Restate the data exactly as given and keep the pictures out.
— START OF Data for this task —
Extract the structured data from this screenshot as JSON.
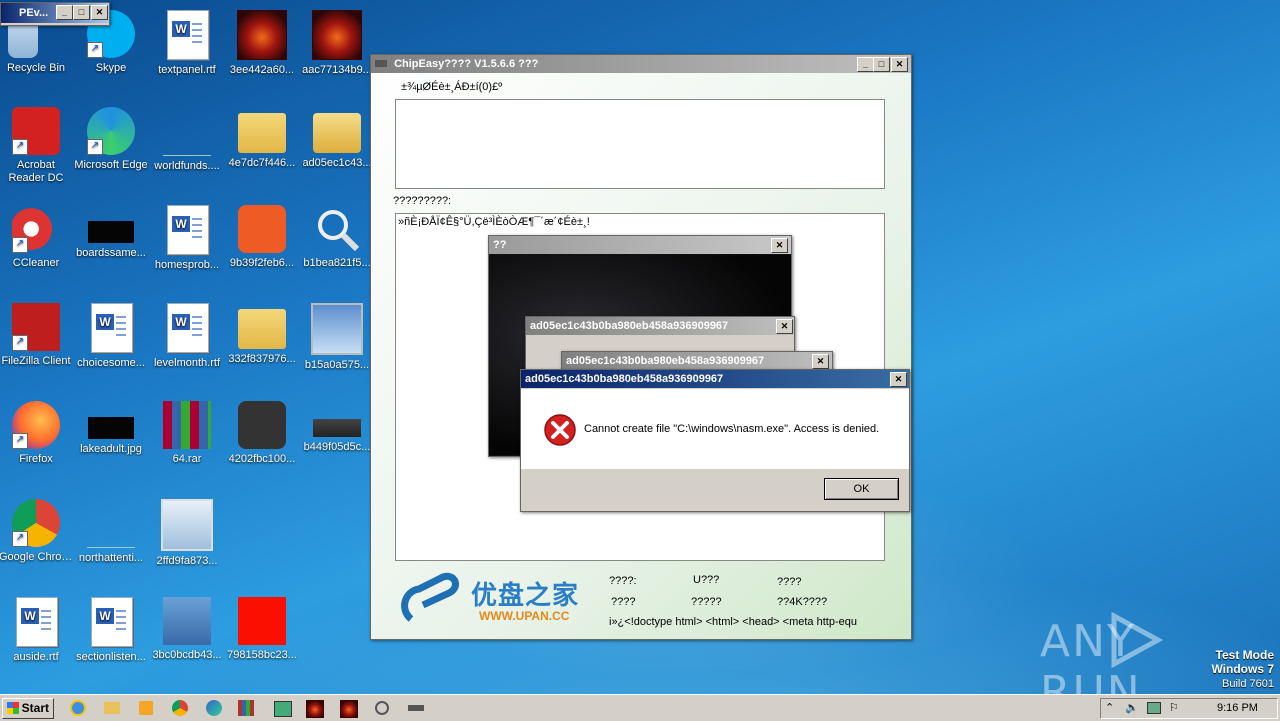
{
  "desktop": {
    "icons": [
      {
        "label": "Recycle Bin",
        "icon": "recycle-bin-icon"
      },
      {
        "label": "Skype",
        "icon": "skype-icon"
      },
      {
        "label": "textpanel.rtf",
        "icon": "word-document-icon"
      },
      {
        "label": "3ee442a60...",
        "icon": "horse-image-icon"
      },
      {
        "label": "aac77134b9...",
        "icon": "horse-image-icon"
      },
      {
        "label": "Acrobat Reader DC",
        "icon": "acrobat-icon"
      },
      {
        "label": "Microsoft Edge",
        "icon": "edge-icon"
      },
      {
        "label": "worldfunds....",
        "icon": "blank-file-icon"
      },
      {
        "label": "4e7dc7f446...",
        "icon": "folder-icon"
      },
      {
        "label": "ad05ec1c43...",
        "icon": "folder-icon"
      },
      {
        "label": "CCleaner",
        "icon": "ccleaner-icon"
      },
      {
        "label": "boardssame...",
        "icon": "black-image-icon"
      },
      {
        "label": "homesprob...",
        "icon": "word-document-icon"
      },
      {
        "label": "9b39f2feb6...",
        "icon": "sogou-icon"
      },
      {
        "label": "b1bea821f5...",
        "icon": "magnifier-icon"
      },
      {
        "label": "FileZilla Client",
        "icon": "filezilla-icon"
      },
      {
        "label": "choicesome...",
        "icon": "word-document-icon"
      },
      {
        "label": "levelmonth.rtf",
        "icon": "word-document-icon"
      },
      {
        "label": "332f837976...",
        "icon": "folder-icon"
      },
      {
        "label": "b15a0a575...",
        "icon": "setup-icon"
      },
      {
        "label": "Firefox",
        "icon": "firefox-icon"
      },
      {
        "label": "lakeadult.jpg",
        "icon": "black-image-icon"
      },
      {
        "label": "64.rar",
        "icon": "winrar-icon"
      },
      {
        "label": "4202fbc100...",
        "icon": "app-s-icon"
      },
      {
        "label": "b449f05d5c...",
        "icon": "chip-shield-icon"
      },
      {
        "label": "Google Chrome",
        "icon": "chrome-icon"
      },
      {
        "label": "northattenti...",
        "icon": "blank-file-icon"
      },
      {
        "label": "2ffd9fa873...",
        "icon": "picture-shield-icon"
      },
      {
        "label": "auside.rtf",
        "icon": "word-document-icon"
      },
      {
        "label": "sectionlisten...",
        "icon": "word-document-icon"
      },
      {
        "label": "3bc0bcdb43...",
        "icon": "installer-icon"
      },
      {
        "label": "798158bc23...",
        "icon": "adobe-icon"
      }
    ]
  },
  "pe_window": {
    "title": "PEv..."
  },
  "chipeasy": {
    "title": "ChipEasy???? V1.5.6.6 ???",
    "label1": "±¾µØÉè±¸ÁÐ±í(0)£º",
    "label2": "?????????:",
    "text_line": "»ñÈ¡ÐÅÏ¢Ê§°Ü,Çë³ÌÈòÒÆ¶¯´æ´¢Éè±¸!",
    "logo_cn": "优盘之家",
    "logo_url": "WWW.UPAN.CC",
    "info": [
      "????:",
      "U???",
      "????",
      "????",
      "?????",
      "??4K????"
    ],
    "marquee": "i»¿<!doctype html> <html> <head> <meta http-equ"
  },
  "inner_window": {
    "title": "??"
  },
  "error_back1": {
    "title": "ad05ec1c43b0ba980eb458a936909967"
  },
  "error_back2": {
    "title": "ad05ec1c43b0ba980eb458a936909967"
  },
  "error_dialog": {
    "title": "ad05ec1c43b0ba980eb458a936909967",
    "message": "Cannot create file \"C:\\windows\\nasm.exe\". Access is denied.",
    "ok_label": "OK"
  },
  "watermark": {
    "brand": "ANY RUN",
    "mode": "Test Mode",
    "os": "Windows 7",
    "build": "Build 7601"
  },
  "taskbar": {
    "start_label": "Start",
    "clock": "9:16 PM"
  }
}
— END OF Data for this task —
__Answer to the task__.
Extract the structured data from this screenshot as JSON.
{
  "desktop": {
    "icons": [
      {
        "label": "Recycle Bin",
        "icon": "recycle-bin-icon"
      },
      {
        "label": "Skype",
        "icon": "skype-icon"
      },
      {
        "label": "textpanel.rtf",
        "icon": "word-document-icon"
      },
      {
        "label": "3ee442a60...",
        "icon": "horse-image-icon"
      },
      {
        "label": "aac77134b9...",
        "icon": "horse-image-icon"
      },
      {
        "label": "Acrobat Reader DC",
        "icon": "acrobat-icon"
      },
      {
        "label": "Microsoft Edge",
        "icon": "edge-icon"
      },
      {
        "label": "worldfunds....",
        "icon": "blank-file-icon"
      },
      {
        "label": "4e7dc7f446...",
        "icon": "folder-icon"
      },
      {
        "label": "ad05ec1c43...",
        "icon": "folder-icon"
      },
      {
        "label": "CCleaner",
        "icon": "ccleaner-icon"
      },
      {
        "label": "boardssame...",
        "icon": "black-image-icon"
      },
      {
        "label": "homesprob...",
        "icon": "word-document-icon"
      },
      {
        "label": "9b39f2feb6...",
        "icon": "sogou-icon"
      },
      {
        "label": "b1bea821f5...",
        "icon": "magnifier-icon"
      },
      {
        "label": "FileZilla Client",
        "icon": "filezilla-icon"
      },
      {
        "label": "choicesome...",
        "icon": "word-document-icon"
      },
      {
        "label": "levelmonth.rtf",
        "icon": "word-document-icon"
      },
      {
        "label": "332f837976...",
        "icon": "folder-icon"
      },
      {
        "label": "b15a0a575...",
        "icon": "setup-icon"
      },
      {
        "label": "Firefox",
        "icon": "firefox-icon"
      },
      {
        "label": "lakeadult.jpg",
        "icon": "black-image-icon"
      },
      {
        "label": "64.rar",
        "icon": "winrar-icon"
      },
      {
        "label": "4202fbc100...",
        "icon": "app-s-icon"
      },
      {
        "label": "b449f05d5c...",
        "icon": "chip-shield-icon"
      },
      {
        "label": "Google Chrome",
        "icon": "chrome-icon"
      },
      {
        "label": "northattenti...",
        "icon": "blank-file-icon"
      },
      {
        "label": "2ffd9fa873...",
        "icon": "picture-shield-icon"
      },
      {
        "label": "auside.rtf",
        "icon": "word-document-icon"
      },
      {
        "label": "sectionlisten...",
        "icon": "word-document-icon"
      },
      {
        "label": "3bc0bcdb43...",
        "icon": "installer-icon"
      },
      {
        "label": "798158bc23...",
        "icon": "adobe-icon"
      }
    ]
  },
  "pe_window": {
    "title": "PEv..."
  },
  "chipeasy": {
    "title": "ChipEasy???? V1.5.6.6 ???",
    "label1": "±¾µØÉè±¸ÁÐ±í(0)£º",
    "label2": "?????????:",
    "text_line": "»ñÈ¡ÐÅÏ¢Ê§°Ü,Çë³ÌÈòÒÆ¶¯´æ´¢Éè±¸!",
    "logo_cn": "优盘之家",
    "logo_url": "WWW.UPAN.CC",
    "info": [
      "????:",
      "U???",
      "????",
      "????",
      "?????",
      "??4K????"
    ],
    "marquee": "i»¿<!doctype html> <html> <head> <meta http-equ"
  },
  "inner_window": {
    "title": "??"
  },
  "error_back1": {
    "title": "ad05ec1c43b0ba980eb458a936909967"
  },
  "error_back2": {
    "title": "ad05ec1c43b0ba980eb458a936909967"
  },
  "error_dialog": {
    "title": "ad05ec1c43b0ba980eb458a936909967",
    "message": "Cannot create file \"C:\\windows\\nasm.exe\". Access is denied.",
    "ok_label": "OK"
  },
  "watermark": {
    "brand": "ANY RUN",
    "mode": "Test Mode",
    "os": "Windows 7",
    "build": "Build 7601"
  },
  "taskbar": {
    "start_label": "Start",
    "clock": "9:16 PM"
  }
}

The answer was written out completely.